=== Available data ===
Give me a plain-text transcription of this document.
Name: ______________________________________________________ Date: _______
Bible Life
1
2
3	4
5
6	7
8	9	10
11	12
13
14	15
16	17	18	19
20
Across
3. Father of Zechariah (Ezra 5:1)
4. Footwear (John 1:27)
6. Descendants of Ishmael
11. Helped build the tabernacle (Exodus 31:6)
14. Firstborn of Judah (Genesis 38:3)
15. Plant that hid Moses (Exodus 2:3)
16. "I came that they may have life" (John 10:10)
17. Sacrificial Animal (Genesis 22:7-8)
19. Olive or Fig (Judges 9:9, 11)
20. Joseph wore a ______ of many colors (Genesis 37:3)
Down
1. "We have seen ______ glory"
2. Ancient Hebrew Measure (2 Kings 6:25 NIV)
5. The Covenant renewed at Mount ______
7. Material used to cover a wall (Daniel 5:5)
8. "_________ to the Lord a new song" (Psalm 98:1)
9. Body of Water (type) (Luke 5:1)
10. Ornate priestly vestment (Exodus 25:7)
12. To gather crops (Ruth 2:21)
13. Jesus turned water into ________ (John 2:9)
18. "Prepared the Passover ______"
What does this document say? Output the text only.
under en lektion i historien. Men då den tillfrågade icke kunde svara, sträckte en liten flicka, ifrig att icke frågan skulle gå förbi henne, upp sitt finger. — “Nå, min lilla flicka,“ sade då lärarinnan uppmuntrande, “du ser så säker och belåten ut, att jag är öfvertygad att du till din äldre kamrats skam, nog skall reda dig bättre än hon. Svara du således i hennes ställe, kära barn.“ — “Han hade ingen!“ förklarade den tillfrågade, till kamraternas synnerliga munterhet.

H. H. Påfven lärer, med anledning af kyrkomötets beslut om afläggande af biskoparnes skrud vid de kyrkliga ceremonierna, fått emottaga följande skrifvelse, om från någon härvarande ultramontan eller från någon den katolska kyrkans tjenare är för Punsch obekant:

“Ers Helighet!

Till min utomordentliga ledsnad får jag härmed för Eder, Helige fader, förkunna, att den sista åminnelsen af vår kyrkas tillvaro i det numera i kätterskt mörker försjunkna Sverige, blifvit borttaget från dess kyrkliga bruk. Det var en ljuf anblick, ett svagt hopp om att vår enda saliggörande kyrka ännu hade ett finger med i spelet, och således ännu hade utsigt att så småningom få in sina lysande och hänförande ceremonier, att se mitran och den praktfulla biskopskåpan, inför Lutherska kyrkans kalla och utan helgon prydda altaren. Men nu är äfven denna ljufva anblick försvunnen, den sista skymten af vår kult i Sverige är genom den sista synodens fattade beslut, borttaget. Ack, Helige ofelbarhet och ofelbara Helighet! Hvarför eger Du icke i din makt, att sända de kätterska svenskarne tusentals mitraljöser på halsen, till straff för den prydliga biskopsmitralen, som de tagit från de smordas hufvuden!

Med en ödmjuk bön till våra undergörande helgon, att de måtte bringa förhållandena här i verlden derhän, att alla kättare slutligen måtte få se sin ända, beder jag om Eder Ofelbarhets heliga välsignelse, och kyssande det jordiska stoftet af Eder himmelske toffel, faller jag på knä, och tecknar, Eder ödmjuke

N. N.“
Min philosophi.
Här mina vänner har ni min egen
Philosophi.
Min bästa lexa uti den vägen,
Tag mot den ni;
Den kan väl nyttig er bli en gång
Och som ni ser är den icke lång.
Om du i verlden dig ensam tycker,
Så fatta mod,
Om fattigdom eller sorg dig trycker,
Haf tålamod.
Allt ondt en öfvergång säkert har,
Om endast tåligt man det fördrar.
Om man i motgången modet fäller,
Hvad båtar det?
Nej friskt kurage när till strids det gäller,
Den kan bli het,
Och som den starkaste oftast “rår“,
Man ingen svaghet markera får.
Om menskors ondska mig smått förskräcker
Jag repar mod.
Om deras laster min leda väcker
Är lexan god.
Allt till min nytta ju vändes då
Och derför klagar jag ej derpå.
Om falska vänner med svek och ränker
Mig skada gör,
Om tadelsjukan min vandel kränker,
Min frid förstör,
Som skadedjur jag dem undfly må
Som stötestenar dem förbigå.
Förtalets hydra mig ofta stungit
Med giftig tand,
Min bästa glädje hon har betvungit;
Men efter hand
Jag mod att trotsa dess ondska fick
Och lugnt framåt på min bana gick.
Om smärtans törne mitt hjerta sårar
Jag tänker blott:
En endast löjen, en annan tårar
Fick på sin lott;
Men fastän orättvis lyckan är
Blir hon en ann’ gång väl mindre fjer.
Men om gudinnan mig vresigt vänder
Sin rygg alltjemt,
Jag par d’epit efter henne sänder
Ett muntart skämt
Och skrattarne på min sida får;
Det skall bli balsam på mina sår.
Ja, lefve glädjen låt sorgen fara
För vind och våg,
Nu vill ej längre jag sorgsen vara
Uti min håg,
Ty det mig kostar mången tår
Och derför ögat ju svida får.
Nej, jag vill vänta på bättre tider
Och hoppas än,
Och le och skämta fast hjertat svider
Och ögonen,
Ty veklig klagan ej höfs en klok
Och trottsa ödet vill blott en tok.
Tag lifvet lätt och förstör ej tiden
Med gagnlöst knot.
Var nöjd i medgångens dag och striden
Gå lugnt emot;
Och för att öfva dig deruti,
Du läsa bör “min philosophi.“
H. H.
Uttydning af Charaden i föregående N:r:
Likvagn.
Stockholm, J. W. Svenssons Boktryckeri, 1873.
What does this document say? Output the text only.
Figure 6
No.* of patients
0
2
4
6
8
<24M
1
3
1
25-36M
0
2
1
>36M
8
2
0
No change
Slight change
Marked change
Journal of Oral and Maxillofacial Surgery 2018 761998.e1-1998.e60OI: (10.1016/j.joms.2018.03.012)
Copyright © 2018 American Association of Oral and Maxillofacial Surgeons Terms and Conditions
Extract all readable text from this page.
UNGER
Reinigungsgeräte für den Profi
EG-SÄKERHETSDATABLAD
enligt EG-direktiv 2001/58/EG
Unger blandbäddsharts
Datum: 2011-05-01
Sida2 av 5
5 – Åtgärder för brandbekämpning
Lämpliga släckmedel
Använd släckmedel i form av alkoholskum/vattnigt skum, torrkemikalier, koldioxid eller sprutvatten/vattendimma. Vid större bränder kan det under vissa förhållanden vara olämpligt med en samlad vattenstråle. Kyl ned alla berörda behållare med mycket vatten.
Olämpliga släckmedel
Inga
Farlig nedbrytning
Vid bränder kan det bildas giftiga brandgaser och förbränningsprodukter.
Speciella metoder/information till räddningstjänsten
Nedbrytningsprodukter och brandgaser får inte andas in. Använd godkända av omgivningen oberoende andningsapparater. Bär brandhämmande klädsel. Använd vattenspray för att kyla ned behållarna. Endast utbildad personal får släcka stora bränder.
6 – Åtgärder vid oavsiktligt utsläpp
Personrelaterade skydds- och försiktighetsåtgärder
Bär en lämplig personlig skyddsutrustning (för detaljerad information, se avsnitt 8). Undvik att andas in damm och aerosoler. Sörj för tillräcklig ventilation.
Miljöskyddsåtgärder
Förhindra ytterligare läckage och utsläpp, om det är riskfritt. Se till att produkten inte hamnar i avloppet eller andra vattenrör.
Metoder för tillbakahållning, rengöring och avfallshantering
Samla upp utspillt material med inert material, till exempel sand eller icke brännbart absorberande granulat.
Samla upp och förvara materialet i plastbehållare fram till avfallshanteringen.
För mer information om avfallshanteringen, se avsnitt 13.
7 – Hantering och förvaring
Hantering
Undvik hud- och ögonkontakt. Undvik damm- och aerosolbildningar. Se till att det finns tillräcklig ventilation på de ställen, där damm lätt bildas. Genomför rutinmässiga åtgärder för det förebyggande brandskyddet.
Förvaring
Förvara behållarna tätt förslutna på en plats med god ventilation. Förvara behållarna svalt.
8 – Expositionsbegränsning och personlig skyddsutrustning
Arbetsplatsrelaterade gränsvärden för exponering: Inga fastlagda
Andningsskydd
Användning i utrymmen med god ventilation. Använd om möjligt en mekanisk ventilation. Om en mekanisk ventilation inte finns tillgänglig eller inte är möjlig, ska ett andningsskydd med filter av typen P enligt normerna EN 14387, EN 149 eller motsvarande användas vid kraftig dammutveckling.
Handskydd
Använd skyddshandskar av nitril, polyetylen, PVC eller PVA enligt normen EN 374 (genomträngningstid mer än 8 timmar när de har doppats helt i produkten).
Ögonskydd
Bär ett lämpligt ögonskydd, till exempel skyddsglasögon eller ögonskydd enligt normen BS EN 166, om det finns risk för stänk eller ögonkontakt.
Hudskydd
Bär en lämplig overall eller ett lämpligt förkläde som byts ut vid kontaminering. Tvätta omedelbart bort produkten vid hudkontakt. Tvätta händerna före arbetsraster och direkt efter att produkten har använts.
===
Work instructions:
What is needed is a single figure, the number of lines in the entries above that contain "släckmedel".

Solution:
3